(Raw records)

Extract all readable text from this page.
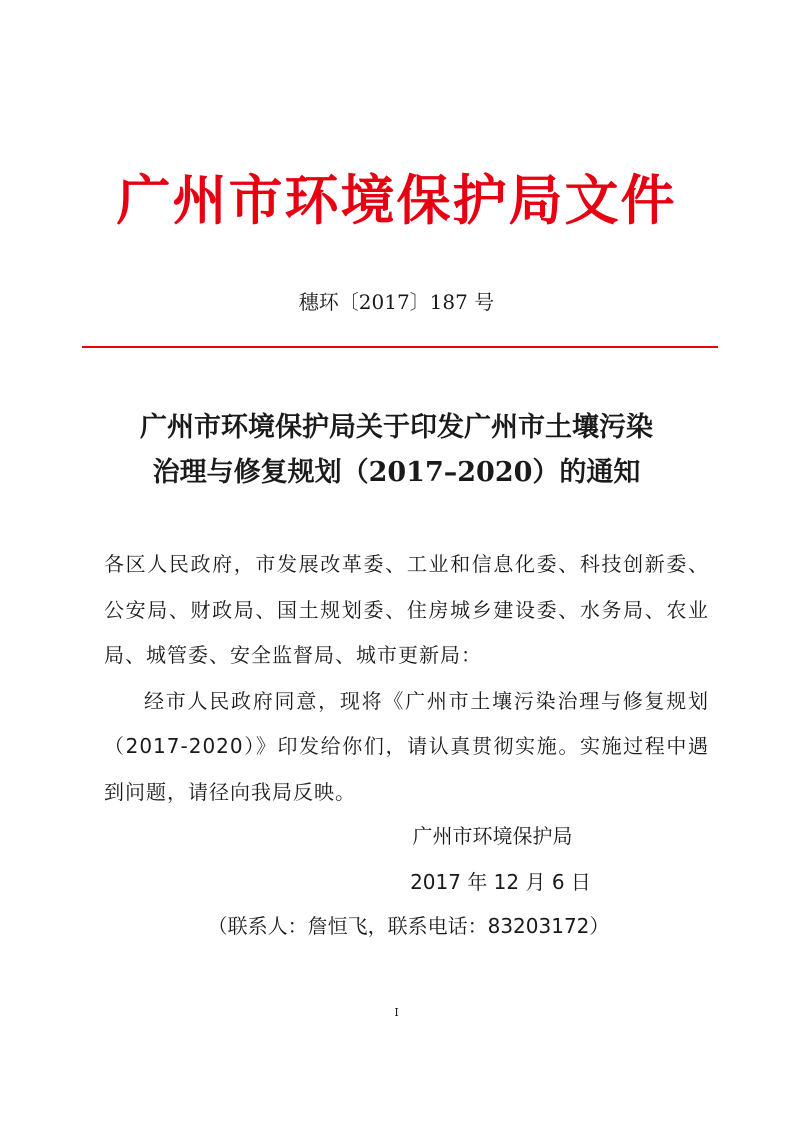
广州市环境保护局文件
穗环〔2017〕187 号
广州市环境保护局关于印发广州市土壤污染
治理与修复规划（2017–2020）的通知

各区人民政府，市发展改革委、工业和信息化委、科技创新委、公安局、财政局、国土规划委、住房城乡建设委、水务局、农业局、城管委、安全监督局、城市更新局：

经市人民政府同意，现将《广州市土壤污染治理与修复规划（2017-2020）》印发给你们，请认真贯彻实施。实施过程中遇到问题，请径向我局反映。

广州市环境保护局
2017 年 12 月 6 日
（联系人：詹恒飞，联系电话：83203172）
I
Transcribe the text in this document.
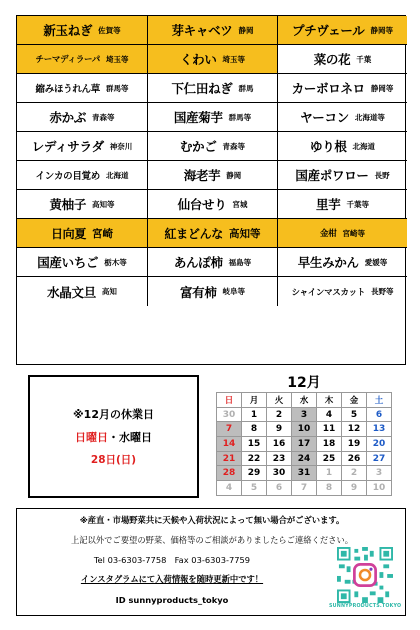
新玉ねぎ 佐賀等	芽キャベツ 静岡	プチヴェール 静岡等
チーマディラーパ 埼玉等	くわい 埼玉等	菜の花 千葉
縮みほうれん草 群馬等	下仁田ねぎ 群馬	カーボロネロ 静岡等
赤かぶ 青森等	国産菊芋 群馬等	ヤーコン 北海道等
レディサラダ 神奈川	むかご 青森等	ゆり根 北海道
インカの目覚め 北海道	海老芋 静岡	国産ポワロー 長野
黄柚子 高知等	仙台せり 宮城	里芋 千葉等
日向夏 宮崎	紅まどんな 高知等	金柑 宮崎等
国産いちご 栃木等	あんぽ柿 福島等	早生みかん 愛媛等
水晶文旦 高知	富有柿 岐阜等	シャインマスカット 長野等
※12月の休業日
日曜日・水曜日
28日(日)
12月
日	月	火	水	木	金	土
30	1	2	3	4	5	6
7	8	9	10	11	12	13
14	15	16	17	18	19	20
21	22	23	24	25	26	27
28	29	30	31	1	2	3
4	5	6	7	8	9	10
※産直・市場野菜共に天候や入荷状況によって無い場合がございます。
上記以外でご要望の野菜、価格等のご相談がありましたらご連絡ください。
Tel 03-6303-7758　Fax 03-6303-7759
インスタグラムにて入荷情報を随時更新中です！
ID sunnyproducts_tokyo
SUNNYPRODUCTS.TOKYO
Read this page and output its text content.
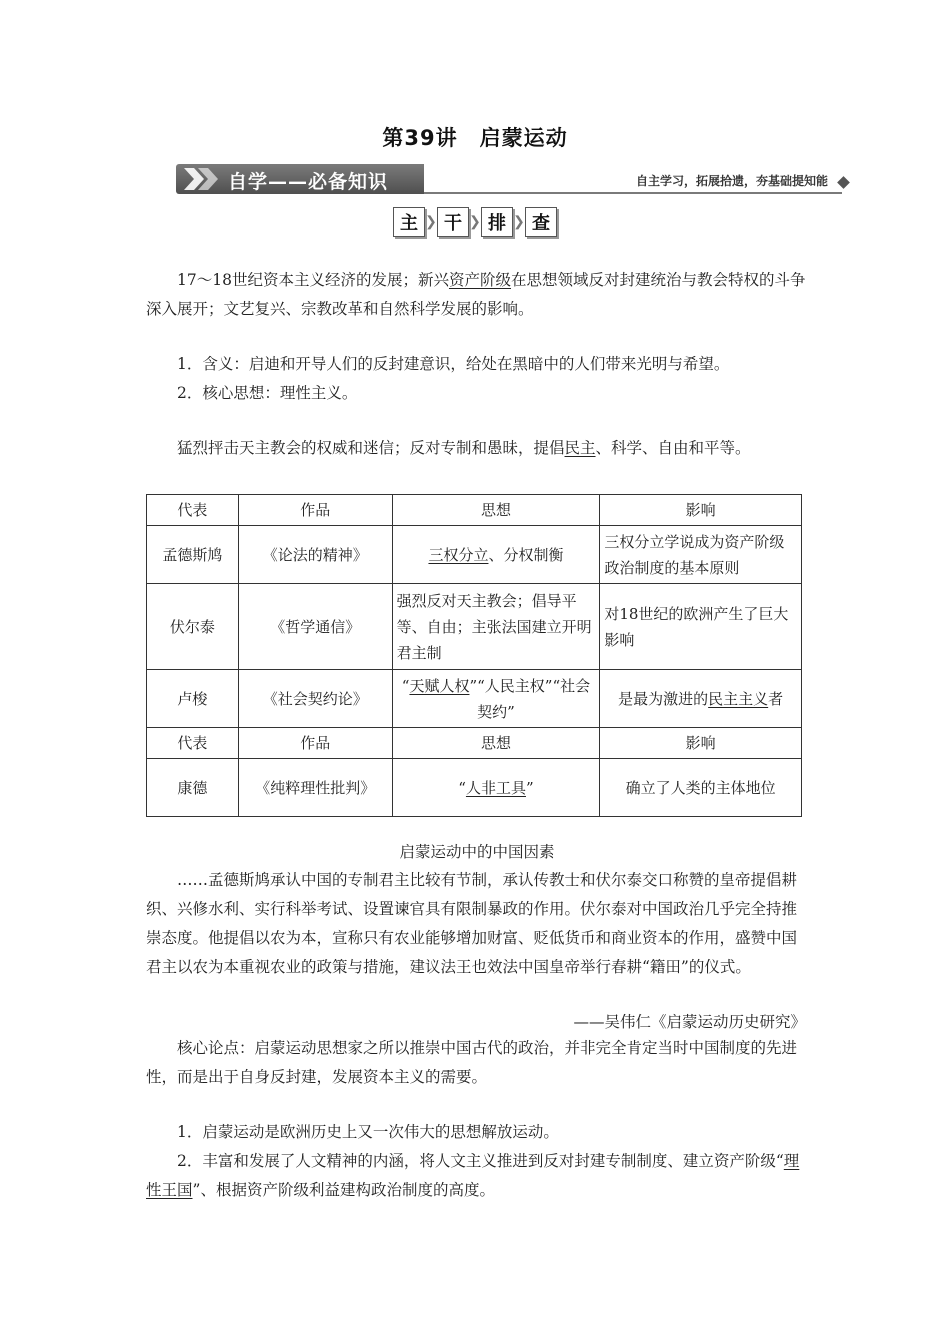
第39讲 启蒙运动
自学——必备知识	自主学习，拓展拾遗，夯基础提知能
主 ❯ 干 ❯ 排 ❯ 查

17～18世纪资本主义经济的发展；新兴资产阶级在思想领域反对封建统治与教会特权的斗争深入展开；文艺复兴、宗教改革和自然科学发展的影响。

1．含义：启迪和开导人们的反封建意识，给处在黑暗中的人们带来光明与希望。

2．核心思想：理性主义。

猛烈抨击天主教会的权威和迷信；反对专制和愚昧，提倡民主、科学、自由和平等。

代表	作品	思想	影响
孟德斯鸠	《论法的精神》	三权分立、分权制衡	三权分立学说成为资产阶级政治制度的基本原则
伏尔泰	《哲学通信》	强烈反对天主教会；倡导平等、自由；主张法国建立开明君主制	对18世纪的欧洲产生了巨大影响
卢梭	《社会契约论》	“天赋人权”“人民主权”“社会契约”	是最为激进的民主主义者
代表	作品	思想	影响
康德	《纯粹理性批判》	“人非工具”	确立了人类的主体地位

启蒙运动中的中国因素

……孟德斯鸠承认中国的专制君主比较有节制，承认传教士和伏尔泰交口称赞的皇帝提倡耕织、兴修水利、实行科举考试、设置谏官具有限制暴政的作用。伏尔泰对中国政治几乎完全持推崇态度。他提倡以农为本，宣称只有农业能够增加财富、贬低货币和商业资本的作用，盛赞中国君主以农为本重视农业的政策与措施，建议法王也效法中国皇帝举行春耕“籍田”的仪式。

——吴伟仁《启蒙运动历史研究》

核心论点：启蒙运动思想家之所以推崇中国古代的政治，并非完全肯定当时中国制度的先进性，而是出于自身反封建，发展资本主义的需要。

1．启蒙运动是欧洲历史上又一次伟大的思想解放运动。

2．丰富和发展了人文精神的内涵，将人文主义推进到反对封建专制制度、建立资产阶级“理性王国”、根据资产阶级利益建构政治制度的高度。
---
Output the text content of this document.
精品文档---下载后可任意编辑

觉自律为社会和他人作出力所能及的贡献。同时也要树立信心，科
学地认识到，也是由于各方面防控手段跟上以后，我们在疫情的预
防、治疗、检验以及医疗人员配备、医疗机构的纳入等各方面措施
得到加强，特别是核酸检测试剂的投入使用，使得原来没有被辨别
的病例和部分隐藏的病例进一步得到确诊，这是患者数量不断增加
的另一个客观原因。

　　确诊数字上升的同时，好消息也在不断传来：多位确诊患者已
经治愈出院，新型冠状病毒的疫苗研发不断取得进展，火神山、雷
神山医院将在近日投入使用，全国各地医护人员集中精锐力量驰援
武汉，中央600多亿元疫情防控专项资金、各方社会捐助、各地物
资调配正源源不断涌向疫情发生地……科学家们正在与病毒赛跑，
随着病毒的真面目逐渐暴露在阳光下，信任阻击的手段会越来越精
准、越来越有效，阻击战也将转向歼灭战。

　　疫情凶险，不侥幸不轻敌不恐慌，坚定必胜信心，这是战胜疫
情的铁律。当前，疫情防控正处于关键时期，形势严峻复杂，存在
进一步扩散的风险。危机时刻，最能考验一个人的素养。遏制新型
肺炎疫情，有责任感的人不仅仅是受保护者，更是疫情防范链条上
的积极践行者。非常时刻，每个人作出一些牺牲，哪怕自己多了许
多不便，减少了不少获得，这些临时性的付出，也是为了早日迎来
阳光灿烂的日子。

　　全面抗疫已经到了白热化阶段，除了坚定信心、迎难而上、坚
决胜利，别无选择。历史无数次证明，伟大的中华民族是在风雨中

> STATED TASK
Copy out every line in the listing where the word "this" appears.

> OUTPUT OF THE TASK
Extract all readable text from this page.
Transcribe the text in this document.
Read this page and output its text content.
Output the text content of this document.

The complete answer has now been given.